Sift the material for lines containing "노후생활을", and return them.

>> START ENTRIES

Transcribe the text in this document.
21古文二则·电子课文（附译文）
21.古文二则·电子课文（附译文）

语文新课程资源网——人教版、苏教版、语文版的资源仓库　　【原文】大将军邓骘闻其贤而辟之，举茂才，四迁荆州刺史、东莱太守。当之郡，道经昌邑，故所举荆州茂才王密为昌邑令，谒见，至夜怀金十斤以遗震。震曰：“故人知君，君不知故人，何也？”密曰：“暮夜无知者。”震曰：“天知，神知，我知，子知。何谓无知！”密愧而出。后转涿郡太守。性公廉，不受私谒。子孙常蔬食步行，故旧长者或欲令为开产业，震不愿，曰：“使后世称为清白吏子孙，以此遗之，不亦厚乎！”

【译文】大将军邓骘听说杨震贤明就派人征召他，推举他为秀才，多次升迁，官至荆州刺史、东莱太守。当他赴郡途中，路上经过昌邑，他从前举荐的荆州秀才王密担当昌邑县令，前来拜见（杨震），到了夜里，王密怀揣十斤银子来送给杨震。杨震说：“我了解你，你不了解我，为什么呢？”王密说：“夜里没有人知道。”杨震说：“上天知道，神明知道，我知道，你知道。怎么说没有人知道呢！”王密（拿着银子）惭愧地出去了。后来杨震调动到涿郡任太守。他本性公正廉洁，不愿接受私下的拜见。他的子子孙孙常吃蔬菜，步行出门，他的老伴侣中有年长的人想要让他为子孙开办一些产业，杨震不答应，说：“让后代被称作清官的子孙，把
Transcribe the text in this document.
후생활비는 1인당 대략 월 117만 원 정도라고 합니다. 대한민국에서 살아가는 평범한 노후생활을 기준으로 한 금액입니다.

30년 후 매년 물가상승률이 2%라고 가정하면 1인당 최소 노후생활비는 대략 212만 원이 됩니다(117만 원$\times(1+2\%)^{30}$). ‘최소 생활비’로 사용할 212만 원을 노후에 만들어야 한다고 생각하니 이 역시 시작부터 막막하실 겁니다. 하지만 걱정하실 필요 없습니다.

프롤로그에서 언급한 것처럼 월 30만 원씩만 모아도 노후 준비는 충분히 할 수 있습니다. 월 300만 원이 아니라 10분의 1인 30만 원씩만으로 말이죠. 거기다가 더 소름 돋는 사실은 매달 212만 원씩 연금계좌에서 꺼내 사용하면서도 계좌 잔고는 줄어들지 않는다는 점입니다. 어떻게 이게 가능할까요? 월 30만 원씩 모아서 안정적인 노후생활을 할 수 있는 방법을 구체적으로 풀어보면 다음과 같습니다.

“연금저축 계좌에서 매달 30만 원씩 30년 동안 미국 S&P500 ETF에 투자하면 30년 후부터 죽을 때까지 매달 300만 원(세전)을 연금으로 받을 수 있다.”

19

>> END ENTRIES

__EXERCISE RESPONSE__
후생활비는 1인당 대략 월 117만 원 정도라고 합니다. 대한민국에서 살아가는 평범한 노후생활을 기준으로 한 금액입니다.
프롤로그에서 언급한 것처럼 월 30만 원씩만 모아도 노후 준비는 충분히 할 수 있습니다. 월 300만 원이 아니라 10분의 1인 30만 원씩만으로 말이죠. 거기다가 더 소름 돋는 사실은 매달 212만 원씩 연금계좌에서 꺼내 사용하면서도 계좌 잔고는 줄어들지 않는다는 점입니다. 어떻게 이게 가능할까요? 월 30만 원씩 모아서 안정적인 노후생활을 할 수 있는 방법을 구체적으로 풀어보면 다음과 같습니다.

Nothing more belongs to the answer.